Write out each line beneath this one exactly as it reads.

» Available records
+++
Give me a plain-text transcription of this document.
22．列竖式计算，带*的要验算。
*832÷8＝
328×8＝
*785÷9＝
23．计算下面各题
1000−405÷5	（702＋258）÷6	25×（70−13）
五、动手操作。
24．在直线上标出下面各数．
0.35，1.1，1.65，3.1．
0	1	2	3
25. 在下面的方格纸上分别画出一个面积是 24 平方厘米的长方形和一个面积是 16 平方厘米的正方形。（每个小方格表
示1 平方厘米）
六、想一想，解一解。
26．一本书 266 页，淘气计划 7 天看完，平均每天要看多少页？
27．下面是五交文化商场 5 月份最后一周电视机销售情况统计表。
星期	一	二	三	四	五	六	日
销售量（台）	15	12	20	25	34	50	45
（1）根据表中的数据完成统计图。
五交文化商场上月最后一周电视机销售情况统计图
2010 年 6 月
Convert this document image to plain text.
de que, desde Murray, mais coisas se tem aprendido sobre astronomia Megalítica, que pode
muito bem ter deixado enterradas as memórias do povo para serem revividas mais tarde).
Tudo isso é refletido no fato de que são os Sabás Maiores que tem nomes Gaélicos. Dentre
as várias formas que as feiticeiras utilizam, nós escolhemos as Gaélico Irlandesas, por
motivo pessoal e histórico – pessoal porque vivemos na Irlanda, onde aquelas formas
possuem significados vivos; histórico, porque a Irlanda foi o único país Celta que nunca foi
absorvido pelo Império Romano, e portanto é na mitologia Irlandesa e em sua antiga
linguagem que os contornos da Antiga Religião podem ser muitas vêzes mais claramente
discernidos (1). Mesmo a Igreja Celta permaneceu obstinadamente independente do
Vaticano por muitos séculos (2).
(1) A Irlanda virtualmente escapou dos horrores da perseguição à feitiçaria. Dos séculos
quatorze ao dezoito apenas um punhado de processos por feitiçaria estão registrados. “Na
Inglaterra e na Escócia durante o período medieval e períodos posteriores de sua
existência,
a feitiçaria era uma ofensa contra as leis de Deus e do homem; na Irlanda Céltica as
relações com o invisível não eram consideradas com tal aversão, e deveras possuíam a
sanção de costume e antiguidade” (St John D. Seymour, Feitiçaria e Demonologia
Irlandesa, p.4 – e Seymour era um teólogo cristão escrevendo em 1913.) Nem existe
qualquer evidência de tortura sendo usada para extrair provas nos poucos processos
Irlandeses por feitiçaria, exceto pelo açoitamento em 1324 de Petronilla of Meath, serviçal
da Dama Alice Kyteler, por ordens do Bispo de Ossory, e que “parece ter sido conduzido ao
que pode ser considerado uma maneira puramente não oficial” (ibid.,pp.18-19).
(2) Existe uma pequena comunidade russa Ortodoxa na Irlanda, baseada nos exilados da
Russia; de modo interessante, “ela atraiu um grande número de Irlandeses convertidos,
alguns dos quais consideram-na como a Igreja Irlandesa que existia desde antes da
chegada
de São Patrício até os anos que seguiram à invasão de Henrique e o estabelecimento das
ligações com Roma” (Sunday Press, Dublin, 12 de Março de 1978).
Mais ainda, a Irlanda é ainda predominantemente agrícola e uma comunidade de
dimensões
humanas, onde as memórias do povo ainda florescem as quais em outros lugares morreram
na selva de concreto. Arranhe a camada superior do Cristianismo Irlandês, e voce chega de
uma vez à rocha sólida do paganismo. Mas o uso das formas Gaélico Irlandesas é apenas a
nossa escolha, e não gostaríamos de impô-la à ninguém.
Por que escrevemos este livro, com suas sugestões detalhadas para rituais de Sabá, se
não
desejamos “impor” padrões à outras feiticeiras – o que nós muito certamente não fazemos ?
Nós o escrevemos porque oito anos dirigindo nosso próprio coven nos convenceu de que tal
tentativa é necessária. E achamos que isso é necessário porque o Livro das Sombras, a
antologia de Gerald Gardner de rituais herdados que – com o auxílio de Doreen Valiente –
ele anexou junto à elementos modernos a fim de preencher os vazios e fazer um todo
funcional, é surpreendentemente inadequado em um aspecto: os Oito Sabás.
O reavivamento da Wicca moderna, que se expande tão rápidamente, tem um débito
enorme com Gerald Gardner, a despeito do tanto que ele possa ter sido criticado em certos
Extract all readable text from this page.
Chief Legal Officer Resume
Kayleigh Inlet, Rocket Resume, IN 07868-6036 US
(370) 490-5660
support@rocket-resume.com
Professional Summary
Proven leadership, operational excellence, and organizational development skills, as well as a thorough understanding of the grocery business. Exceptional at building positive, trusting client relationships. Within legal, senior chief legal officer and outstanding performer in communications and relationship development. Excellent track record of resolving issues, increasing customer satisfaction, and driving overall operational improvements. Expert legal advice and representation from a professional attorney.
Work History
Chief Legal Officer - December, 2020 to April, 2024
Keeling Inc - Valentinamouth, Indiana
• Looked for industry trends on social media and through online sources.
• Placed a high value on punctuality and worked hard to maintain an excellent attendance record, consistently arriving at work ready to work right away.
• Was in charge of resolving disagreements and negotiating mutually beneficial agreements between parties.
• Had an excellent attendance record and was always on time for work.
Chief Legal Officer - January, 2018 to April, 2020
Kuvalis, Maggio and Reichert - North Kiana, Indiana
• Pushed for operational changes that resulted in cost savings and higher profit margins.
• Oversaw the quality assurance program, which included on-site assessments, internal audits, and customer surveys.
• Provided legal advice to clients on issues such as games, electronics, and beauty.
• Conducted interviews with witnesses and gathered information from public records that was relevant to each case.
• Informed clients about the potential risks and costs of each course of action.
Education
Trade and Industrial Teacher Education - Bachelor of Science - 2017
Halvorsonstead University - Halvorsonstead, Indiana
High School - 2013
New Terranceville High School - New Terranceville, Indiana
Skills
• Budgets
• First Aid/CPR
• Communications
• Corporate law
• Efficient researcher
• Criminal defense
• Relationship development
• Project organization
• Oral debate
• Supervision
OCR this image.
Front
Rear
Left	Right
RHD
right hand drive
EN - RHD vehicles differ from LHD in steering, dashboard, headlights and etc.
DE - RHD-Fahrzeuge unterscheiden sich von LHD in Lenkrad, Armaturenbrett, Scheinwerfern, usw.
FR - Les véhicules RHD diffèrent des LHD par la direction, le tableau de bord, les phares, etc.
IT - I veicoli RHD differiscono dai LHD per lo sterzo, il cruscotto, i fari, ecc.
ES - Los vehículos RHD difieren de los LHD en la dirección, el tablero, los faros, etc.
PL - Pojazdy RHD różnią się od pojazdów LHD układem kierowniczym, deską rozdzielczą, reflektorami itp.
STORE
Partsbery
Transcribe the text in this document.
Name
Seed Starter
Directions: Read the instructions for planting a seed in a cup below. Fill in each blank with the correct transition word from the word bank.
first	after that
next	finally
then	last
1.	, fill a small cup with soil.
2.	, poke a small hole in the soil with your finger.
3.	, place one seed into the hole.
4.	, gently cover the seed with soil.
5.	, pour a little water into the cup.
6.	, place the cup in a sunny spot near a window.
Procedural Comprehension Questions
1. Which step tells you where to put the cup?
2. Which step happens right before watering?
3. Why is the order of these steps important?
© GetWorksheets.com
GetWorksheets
+++
» Reply
Give me a plain-text transcription of this document.
22．列竖式计算，带*的要验算。
*832÷8＝
328×8＝
*785÷9＝
23．计算下面各题
1000−405÷5	（702＋258）÷6	25×（70−13）
五、动手操作。
24．在直线上标出下面各数．
0.35，1.1，1.65，3.1．
0	1	2	3
25. 在下面的方格纸上分别画出一个面积是 24 平方厘米的长方形和一个面积是 16 平方厘米的正方形。（每个小方格表
示1 平方厘米）
六、想一想，解一解。
26．一本书 266 页，淘气计划 7 天看完，平均每天要看多少页？
27．下面是五交文化商场 5 月份最后一周电视机销售情况统计表。
星期	一	二	三	四	五	六	日
销售量（台）	15	12	20	25	34	50	45
（1）根据表中的数据完成统计图。
五交文化商场上月最后一周电视机销售情况统计图
2010 年 6 月
Convert this document image to plain text.
de que, desde Murray, mais coisas se tem aprendido sobre astronomia Megalítica, que pode
muito bem ter deixado enterradas as memórias do povo para serem revividas mais tarde).
Tudo isso é refletido no fato de que são os Sabás Maiores que tem nomes Gaélicos. Dentre
as várias formas que as feiticeiras utilizam, nós escolhemos as Gaélico Irlandesas, por
motivo pessoal e histórico – pessoal porque vivemos na Irlanda, onde aquelas formas
possuem significados vivos; histórico, porque a Irlanda foi o único país Celta que nunca foi
absorvido pelo Império Romano, e portanto é na mitologia Irlandesa e em sua antiga
linguagem que os contornos da Antiga Religião podem ser muitas vêzes mais claramente
discernidos (1). Mesmo a Igreja Celta permaneceu obstinadamente independente do
Vaticano por muitos séculos (2).
(1) A Irlanda virtualmente escapou dos horrores da perseguição à feitiçaria. Dos séculos
quatorze ao dezoito apenas um punhado de processos por feitiçaria estão registrados. “Na
Inglaterra e na Escócia durante o período medieval e períodos posteriores de sua
existência,
a feitiçaria era uma ofensa contra as leis de Deus e do homem; na Irlanda Céltica as
relações com o invisível não eram consideradas com tal aversão, e deveras possuíam a
sanção de costume e antiguidade” (St John D. Seymour, Feitiçaria e Demonologia
Irlandesa, p.4 – e Seymour era um teólogo cristão escrevendo em 1913.) Nem existe
qualquer evidência de tortura sendo usada para extrair provas nos poucos processos
Irlandeses por feitiçaria, exceto pelo açoitamento em 1324 de Petronilla of Meath, serviçal
da Dama Alice Kyteler, por ordens do Bispo de Ossory, e que “parece ter sido conduzido ao
que pode ser considerado uma maneira puramente não oficial” (ibid.,pp.18-19).
(2) Existe uma pequena comunidade russa Ortodoxa na Irlanda, baseada nos exilados da
Russia; de modo interessante, “ela atraiu um grande número de Irlandeses convertidos,
alguns dos quais consideram-na como a Igreja Irlandesa que existia desde antes da
chegada
de São Patrício até os anos que seguiram à invasão de Henrique e o estabelecimento das
ligações com Roma” (Sunday Press, Dublin, 12 de Março de 1978).
Mais ainda, a Irlanda é ainda predominantemente agrícola e uma comunidade de
dimensões
humanas, onde as memórias do povo ainda florescem as quais em outros lugares morreram
na selva de concreto. Arranhe a camada superior do Cristianismo Irlandês, e voce chega de
uma vez à rocha sólida do paganismo. Mas o uso das formas Gaélico Irlandesas é apenas a
nossa escolha, e não gostaríamos de impô-la à ninguém.
Por que escrevemos este livro, com suas sugestões detalhadas para rituais de Sabá, se
não
desejamos “impor” padrões à outras feiticeiras – o que nós muito certamente não fazemos ?
Nós o escrevemos porque oito anos dirigindo nosso próprio coven nos convenceu de que tal
tentativa é necessária. E achamos que isso é necessário porque o Livro das Sombras, a
antologia de Gerald Gardner de rituais herdados que – com o auxílio de Doreen Valiente –
ele anexou junto à elementos modernos a fim de preencher os vazios e fazer um todo
funcional, é surpreendentemente inadequado em um aspecto: os Oito Sabás.
O reavivamento da Wicca moderna, que se expande tão rápidamente, tem um débito
enorme com Gerald Gardner, a despeito do tanto que ele possa ter sido criticado em certos
Extract all readable text from this page.
Chief Legal Officer Resume
Kayleigh Inlet, Rocket Resume, IN 07868-6036 US
(370) 490-5660
support@rocket-resume.com
Professional Summary
Proven leadership, operational excellence, and organizational development skills, as well as a thorough understanding of the grocery business. Exceptional at building positive, trusting client relationships. Within legal, senior chief legal officer and outstanding performer in communications and relationship development. Excellent track record of resolving issues, increasing customer satisfaction, and driving overall operational improvements. Expert legal advice and representation from a professional attorney.
Work History
Chief Legal Officer - December, 2020 to April, 2024
Keeling Inc - Valentinamouth, Indiana
• Looked for industry trends on social media and through online sources.
• Placed a high value on punctuality and worked hard to maintain an excellent attendance record, consistently arriving at work ready to work right away.
• Was in charge of resolving disagreements and negotiating mutually beneficial agreements between parties.
• Had an excellent attendance record and was always on time for work.
Chief Legal Officer - January, 2018 to April, 2020
Kuvalis, Maggio and Reichert - North Kiana, Indiana
• Pushed for operational changes that resulted in cost savings and higher profit margins.
• Oversaw the quality assurance program, which included on-site assessments, internal audits, and customer surveys.
• Provided legal advice to clients on issues such as games, electronics, and beauty.
• Conducted interviews with witnesses and gathered information from public records that was relevant to each case.
• Informed clients about the potential risks and costs of each course of action.
Education
Trade and Industrial Teacher Education - Bachelor of Science - 2017
Halvorsonstead University - Halvorsonstead, Indiana
High School - 2013
New Terranceville High School - New Terranceville, Indiana
Skills
• Budgets
• First Aid/CPR
• Communications
• Corporate law
• Efficient researcher
• Criminal defense
• Relationship development
• Project organization
• Oral debate
• Supervision
OCR this image.
Front
Rear
Left	Right
RHD
right hand drive
EN - RHD vehicles differ from LHD in steering, dashboard, headlights and etc.
DE - RHD-Fahrzeuge unterscheiden sich von LHD in Lenkrad, Armaturenbrett, Scheinwerfern, usw.
FR - Les véhicules RHD diffèrent des LHD par la direction, le tableau de bord, les phares, etc.
IT - I veicoli RHD differiscono dai LHD per lo sterzo, il cruscotto, i fari, ecc.
ES - Los vehículos RHD difieren de los LHD en la dirección, el tablero, los faros, etc.
PL - Pojazdy RHD różnią się od pojazdów LHD układem kierowniczym, deską rozdzielczą, reflektorami itp.
STORE
Partsbery
Transcribe the text in this document.
Name
Seed Starter
Directions: Read the instructions for planting a seed in a cup below. Fill in each blank with the correct transition word from the word bank.
first	after that
next	finally
then	last
1.	, fill a small cup with soil.
2.	, poke a small hole in the soil with your finger.
3.	, place one seed into the hole.
4.	, gently cover the seed with soil.
5.	, pour a little water into the cup.
6.	, place the cup in a sunny spot near a window.
Procedural Comprehension Questions
1. Which step tells you where to put the cup?
2. Which step happens right before watering?
3. Why is the order of these steps important?
© GetWorksheets.com
GetWorksheets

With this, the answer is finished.